_Problem to work on_. Which lines have the string "sencillos"? Copy all of them from the entries below.

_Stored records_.
◆ ◆ ◆

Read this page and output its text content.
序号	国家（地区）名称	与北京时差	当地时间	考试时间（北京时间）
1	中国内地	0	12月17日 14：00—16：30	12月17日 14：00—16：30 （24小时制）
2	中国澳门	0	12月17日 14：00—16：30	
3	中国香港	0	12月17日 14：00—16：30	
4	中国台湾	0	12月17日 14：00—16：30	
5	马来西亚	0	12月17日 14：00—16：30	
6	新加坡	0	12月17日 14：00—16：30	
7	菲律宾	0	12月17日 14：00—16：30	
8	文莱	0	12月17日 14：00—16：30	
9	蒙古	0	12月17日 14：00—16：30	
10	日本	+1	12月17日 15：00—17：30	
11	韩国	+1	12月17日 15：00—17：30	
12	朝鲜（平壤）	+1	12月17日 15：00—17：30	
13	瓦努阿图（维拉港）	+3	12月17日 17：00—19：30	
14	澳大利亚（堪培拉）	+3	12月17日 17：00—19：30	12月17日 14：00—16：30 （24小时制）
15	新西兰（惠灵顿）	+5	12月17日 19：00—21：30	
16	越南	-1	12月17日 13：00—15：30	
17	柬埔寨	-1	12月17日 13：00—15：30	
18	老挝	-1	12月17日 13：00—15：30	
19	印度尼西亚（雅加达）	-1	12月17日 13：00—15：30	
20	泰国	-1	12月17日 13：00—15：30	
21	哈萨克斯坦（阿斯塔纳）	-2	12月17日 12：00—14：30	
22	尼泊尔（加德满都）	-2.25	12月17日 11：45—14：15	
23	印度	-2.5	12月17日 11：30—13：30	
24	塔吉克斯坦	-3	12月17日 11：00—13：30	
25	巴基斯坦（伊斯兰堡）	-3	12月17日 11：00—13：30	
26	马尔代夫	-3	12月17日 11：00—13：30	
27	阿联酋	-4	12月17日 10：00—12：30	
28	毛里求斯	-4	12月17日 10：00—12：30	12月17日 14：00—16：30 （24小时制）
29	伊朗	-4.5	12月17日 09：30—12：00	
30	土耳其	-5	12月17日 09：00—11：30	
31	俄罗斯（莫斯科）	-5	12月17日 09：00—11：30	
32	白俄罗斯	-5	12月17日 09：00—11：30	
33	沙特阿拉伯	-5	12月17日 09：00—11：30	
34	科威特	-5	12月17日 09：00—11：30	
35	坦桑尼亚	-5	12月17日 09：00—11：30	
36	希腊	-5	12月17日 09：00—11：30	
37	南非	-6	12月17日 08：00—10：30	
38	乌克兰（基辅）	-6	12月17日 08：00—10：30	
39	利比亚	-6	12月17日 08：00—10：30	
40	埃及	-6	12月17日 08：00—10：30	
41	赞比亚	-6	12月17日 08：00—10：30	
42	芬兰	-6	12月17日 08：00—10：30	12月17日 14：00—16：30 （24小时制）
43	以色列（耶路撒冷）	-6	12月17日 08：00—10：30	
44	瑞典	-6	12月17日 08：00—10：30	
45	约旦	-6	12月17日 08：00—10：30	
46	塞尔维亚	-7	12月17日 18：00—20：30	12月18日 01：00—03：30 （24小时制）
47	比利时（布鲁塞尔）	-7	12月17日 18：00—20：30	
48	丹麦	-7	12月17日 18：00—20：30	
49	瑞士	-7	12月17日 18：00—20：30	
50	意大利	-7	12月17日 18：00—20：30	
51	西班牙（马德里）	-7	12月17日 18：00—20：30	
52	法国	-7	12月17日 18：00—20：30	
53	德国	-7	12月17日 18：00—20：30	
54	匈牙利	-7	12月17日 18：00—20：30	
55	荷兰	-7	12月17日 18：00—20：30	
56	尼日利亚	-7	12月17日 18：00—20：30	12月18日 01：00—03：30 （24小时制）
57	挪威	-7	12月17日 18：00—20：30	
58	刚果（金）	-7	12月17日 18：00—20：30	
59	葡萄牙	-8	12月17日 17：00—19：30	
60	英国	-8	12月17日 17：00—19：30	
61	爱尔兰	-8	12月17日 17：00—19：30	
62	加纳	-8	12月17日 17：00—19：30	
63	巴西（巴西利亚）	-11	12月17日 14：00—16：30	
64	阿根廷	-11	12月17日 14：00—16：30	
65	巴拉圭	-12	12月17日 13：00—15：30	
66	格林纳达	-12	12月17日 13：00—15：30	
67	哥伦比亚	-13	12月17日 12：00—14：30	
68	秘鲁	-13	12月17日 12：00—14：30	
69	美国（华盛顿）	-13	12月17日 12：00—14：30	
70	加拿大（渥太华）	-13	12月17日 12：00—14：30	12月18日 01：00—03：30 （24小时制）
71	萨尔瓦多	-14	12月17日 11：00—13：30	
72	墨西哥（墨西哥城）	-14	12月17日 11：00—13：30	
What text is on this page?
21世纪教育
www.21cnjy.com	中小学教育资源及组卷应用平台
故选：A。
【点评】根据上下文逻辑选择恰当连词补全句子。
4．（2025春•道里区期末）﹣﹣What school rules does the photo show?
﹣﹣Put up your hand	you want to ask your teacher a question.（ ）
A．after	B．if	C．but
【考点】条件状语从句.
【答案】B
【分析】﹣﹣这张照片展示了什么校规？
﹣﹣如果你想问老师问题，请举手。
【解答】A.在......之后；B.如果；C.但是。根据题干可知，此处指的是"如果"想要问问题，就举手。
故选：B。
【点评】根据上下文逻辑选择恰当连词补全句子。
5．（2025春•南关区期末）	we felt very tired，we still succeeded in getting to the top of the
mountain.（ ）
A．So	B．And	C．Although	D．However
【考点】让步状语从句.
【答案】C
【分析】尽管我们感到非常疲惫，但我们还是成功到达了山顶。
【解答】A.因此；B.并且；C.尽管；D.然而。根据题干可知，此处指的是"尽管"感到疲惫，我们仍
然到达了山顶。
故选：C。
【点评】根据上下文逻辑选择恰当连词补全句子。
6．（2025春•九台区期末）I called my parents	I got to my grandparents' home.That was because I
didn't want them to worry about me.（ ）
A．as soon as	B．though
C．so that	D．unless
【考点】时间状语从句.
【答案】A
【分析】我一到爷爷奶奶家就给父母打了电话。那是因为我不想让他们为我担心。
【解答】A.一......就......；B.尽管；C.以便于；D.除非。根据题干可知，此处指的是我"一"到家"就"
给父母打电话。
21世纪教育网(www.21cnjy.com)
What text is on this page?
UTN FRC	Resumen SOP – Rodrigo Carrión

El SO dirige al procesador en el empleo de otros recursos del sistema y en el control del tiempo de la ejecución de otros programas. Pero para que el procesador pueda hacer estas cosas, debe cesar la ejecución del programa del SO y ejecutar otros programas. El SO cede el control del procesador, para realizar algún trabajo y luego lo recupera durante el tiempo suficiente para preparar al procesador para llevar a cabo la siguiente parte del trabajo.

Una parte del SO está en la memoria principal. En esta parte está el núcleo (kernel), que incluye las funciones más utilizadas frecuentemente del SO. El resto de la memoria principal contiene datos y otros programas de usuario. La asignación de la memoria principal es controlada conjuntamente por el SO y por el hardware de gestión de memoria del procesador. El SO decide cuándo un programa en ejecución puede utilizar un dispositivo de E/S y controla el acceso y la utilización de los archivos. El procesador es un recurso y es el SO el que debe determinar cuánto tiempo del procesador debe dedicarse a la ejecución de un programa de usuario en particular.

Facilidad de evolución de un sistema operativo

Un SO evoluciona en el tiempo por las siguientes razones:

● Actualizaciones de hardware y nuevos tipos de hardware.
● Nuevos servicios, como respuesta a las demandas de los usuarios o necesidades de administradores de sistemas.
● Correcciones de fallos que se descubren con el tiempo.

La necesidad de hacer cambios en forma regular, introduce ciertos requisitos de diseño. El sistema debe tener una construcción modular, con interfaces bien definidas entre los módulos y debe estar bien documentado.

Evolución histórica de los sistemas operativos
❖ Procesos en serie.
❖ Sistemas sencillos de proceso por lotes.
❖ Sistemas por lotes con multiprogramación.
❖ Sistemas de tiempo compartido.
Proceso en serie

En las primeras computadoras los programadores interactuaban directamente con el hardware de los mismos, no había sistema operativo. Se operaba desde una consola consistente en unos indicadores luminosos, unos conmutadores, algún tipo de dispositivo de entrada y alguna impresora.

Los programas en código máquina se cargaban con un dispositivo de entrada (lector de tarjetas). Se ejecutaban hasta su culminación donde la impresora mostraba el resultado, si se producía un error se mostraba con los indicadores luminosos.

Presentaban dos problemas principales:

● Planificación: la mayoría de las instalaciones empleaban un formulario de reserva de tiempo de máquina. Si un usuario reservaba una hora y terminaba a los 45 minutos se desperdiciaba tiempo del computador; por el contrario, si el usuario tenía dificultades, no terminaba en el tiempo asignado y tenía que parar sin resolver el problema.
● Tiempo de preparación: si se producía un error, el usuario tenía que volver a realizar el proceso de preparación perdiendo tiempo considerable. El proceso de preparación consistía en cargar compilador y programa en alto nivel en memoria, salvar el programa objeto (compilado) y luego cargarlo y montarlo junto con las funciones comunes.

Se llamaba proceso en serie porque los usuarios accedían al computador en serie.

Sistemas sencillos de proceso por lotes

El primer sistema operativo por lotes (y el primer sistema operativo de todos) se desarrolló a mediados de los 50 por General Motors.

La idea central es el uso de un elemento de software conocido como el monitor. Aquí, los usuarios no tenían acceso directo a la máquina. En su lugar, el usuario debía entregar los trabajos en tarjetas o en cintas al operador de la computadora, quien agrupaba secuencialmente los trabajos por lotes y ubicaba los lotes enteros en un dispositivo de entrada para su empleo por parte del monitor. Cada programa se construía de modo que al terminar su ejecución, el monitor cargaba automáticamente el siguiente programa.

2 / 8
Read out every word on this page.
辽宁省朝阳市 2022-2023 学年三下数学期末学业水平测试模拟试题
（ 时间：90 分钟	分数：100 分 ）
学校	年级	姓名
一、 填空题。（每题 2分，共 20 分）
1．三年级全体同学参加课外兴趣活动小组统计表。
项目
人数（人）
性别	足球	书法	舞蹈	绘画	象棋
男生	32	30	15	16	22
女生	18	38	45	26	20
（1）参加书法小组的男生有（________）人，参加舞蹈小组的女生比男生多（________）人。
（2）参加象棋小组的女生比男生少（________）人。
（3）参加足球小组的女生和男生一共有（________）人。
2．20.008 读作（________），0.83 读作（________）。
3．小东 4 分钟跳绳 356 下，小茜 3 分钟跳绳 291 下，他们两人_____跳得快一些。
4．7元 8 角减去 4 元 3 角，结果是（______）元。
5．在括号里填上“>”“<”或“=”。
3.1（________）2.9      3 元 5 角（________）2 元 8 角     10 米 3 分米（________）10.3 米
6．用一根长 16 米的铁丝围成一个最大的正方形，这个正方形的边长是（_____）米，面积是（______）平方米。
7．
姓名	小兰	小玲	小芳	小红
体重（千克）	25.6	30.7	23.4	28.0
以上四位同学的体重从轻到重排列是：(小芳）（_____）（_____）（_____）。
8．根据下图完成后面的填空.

◆ ◆ ◆

_Answer for the task_.
❖ Sistemas sencillos de proceso por lotes.
Sistemas sencillos de proceso por lotes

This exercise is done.